TÂCHES À RÉALISER -
A: Dans l'extrait sur la visite de Jean-Paul II, recopiez le passage qui commence aux mots « Il y a 30 ans, la » et s'arrête après « et de l’Est. ».
B: D'après l'extrait sur la visite de Jean-Paul II, à quelles dates le pape s'est-il rendu en Tchécoslovaquie ?

EXTRAIT CHOISI -
# # # #
Il y a 30 ans, la première visite de Jean-Paul II dans « le pays des pécheurs »
« Je vous souhaite la bienvenue, Saint-Père, parmi nous, les pécheurs », a dit Václav Havel ce jour-là à l’aéroport de Prague. Il y a trente ans, les 21 et 22 avril 1990, cinq mois après la première des manifestations qui ont abouti à la chute du régime communiste, Jean-Paul II effectuait une visite en Tchécoslovaquie. Pour le pape polonais, qui a compté parmi les prinicipaux artisans des grands changements politiques intervenus à l’époque, comme pour beaucoup en Tchécoslovaquie, cette visite a été une confirmation supplémentaire qu’un vent frais et nouveau de liberté soufflait désormais bien en Europe centrale et de l’Est.
# # # #
MATÉRIEL -
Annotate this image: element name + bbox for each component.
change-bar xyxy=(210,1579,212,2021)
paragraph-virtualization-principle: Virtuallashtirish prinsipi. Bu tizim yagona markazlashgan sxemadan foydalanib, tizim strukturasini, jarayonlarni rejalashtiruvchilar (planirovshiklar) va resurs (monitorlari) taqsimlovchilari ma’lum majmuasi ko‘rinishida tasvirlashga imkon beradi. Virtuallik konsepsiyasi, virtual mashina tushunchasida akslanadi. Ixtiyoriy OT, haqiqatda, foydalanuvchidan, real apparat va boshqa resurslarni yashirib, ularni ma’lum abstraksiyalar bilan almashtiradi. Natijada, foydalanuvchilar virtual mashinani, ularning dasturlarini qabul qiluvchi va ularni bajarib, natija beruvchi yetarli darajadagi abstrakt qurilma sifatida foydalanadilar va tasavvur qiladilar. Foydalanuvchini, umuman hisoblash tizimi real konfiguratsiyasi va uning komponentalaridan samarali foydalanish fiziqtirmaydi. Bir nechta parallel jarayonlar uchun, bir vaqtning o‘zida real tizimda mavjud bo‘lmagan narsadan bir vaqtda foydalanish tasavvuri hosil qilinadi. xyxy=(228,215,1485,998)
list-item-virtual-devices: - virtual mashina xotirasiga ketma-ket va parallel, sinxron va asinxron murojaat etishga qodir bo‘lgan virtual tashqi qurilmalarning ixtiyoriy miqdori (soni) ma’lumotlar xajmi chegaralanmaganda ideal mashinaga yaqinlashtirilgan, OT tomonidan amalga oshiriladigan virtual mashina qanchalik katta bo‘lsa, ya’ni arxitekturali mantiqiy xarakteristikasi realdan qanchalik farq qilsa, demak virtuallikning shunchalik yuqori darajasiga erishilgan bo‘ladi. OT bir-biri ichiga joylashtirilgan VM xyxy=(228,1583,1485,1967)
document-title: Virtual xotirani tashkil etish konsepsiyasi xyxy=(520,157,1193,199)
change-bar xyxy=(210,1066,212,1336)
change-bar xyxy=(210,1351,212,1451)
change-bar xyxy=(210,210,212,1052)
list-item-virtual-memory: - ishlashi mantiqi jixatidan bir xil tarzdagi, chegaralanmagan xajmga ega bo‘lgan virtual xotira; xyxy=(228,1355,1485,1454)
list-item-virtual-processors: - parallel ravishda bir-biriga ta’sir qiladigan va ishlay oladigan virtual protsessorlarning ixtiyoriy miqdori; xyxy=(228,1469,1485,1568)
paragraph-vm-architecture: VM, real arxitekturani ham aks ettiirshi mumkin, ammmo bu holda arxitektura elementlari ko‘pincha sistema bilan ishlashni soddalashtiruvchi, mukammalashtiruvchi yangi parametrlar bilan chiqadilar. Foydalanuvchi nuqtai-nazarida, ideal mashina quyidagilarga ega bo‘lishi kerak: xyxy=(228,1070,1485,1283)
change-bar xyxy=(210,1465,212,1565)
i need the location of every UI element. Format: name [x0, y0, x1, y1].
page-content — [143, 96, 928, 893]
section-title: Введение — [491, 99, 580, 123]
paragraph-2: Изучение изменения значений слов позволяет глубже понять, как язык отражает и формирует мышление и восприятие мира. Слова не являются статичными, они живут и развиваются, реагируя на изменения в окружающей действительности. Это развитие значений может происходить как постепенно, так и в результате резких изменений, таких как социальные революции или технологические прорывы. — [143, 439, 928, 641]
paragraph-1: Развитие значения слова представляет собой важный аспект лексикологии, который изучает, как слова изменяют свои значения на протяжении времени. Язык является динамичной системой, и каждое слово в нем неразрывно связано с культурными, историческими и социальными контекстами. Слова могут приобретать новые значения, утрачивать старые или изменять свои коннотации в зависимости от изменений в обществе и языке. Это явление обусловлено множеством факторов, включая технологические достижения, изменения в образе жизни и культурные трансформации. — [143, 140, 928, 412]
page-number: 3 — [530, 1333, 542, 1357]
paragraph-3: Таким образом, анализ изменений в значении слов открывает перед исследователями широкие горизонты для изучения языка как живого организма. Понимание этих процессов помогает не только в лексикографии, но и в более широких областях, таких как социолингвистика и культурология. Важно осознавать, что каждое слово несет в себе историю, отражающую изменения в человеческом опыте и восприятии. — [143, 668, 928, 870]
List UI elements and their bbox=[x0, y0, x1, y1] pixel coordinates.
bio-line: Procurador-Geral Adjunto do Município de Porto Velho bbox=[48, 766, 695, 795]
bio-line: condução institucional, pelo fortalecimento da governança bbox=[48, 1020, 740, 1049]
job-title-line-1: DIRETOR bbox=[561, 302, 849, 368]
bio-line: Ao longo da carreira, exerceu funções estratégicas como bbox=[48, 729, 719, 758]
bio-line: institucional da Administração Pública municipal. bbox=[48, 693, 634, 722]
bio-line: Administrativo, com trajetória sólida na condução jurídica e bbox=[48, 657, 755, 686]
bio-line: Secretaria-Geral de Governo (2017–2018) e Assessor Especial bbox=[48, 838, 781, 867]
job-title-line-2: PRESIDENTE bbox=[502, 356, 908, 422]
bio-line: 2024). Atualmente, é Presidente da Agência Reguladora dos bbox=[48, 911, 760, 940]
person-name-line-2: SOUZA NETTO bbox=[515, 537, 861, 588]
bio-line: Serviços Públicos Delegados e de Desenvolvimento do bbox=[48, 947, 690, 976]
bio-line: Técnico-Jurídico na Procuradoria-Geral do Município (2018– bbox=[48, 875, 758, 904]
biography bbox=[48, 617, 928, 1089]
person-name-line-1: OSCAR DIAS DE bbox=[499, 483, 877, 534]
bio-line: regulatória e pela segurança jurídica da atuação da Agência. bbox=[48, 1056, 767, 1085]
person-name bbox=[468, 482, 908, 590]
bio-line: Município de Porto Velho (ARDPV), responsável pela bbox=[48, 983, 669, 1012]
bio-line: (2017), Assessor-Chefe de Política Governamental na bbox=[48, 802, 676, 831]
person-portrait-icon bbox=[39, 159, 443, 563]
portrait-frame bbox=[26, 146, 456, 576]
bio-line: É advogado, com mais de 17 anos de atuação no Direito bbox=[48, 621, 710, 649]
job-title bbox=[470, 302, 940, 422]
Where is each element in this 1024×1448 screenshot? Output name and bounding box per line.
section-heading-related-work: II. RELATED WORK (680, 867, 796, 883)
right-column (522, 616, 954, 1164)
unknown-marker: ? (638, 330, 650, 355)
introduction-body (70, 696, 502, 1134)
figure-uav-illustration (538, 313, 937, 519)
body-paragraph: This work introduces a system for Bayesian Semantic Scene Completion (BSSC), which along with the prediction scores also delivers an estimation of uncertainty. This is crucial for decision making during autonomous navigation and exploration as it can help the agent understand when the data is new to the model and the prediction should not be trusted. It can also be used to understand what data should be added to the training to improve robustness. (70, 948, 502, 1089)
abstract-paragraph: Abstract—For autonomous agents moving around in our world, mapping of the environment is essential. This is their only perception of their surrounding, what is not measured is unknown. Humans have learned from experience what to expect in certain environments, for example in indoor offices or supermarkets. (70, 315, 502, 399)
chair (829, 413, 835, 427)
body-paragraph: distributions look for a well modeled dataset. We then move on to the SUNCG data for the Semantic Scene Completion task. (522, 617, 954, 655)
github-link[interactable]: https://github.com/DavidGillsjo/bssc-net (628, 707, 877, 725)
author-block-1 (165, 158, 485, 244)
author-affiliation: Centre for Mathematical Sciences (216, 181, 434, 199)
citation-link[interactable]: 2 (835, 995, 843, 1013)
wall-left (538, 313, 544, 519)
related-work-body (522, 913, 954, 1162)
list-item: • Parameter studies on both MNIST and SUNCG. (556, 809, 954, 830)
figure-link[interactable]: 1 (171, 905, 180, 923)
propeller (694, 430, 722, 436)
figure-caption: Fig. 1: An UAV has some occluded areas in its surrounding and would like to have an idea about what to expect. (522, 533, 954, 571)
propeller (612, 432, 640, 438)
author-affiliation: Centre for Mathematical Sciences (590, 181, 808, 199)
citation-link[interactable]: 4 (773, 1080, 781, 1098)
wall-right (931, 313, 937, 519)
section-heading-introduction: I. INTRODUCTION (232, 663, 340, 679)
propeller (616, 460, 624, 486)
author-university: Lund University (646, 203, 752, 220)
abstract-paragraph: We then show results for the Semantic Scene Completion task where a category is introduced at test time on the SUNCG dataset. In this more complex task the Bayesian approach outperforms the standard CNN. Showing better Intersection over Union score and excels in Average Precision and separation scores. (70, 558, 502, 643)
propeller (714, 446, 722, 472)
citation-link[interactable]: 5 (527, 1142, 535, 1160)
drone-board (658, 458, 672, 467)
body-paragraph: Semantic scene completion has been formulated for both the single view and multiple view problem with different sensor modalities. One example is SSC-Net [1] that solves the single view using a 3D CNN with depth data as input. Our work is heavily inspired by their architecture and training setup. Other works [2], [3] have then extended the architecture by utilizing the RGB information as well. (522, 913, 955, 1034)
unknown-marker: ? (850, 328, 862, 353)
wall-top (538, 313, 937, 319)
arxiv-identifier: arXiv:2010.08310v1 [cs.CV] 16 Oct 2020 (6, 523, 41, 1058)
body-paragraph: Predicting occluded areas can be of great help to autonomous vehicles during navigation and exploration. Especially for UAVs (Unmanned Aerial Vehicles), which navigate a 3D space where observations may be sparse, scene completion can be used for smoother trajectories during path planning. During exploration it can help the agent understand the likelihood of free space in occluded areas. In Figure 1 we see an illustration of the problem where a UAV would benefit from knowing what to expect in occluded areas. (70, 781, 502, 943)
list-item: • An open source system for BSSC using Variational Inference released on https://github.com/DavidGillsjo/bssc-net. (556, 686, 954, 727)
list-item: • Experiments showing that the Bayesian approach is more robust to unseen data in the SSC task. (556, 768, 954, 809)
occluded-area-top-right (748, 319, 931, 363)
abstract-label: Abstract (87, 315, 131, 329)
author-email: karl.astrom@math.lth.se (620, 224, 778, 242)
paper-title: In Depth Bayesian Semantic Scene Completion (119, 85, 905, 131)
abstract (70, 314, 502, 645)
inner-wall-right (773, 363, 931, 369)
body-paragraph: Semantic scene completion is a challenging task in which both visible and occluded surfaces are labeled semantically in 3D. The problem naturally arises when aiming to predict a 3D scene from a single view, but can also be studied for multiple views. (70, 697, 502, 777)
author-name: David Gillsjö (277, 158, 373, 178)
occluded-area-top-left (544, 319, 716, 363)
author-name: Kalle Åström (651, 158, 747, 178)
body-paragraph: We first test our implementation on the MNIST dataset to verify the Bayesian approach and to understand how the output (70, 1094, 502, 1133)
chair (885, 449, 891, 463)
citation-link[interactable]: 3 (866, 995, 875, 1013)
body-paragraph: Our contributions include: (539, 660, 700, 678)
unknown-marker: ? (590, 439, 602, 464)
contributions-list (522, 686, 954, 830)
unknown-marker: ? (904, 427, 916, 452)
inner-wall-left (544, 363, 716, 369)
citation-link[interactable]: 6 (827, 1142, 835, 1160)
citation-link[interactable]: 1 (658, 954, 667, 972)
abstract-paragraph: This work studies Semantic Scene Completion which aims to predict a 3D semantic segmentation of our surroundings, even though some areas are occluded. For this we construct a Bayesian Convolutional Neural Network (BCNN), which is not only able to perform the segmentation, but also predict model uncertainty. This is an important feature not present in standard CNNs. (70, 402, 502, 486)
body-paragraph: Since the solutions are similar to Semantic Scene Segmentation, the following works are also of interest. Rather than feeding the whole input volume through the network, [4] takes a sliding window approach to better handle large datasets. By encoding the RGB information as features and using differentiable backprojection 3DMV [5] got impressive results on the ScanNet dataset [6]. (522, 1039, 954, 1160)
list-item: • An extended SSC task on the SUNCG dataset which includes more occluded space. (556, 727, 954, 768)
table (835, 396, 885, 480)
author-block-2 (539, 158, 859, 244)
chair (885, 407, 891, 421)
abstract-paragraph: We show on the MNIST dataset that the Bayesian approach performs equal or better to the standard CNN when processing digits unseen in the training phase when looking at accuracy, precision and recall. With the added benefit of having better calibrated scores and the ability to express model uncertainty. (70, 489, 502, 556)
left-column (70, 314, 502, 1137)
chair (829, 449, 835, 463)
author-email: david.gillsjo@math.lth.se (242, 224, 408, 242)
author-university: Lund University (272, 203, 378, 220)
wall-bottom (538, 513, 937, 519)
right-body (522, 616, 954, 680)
# # # #
LISTE DES RÉPONSES -
A:
Il y a 30 ans, la première visite de Jean-Paul II dans « le pays des pécheurs »
« Je vous souhaite la bienvenue, Saint-Père, parmi nous, les pécheurs », a dit Václav Havel ce jour-là à l’aéroport de Prague. Il y a trente ans, les 21 et 22 avril 1990, cinq mois après la première des manifestations qui ont abouti à la chute du régime communiste, Jean-Paul II effectuait une visite en Tchécoslovaquie. Pour le pape polonais, qui a compté parmi les prinicipaux artisans des grands changements politiques intervenus à l’époque, comme pour beaucoup en Tchécoslovaquie, cette visite a été une confirmation supplémentaire qu’un vent frais et nouveau de liberté soufflait désormais bien en Europe centrale et de l’Est.

B: Les 21 et 22 avril 1990.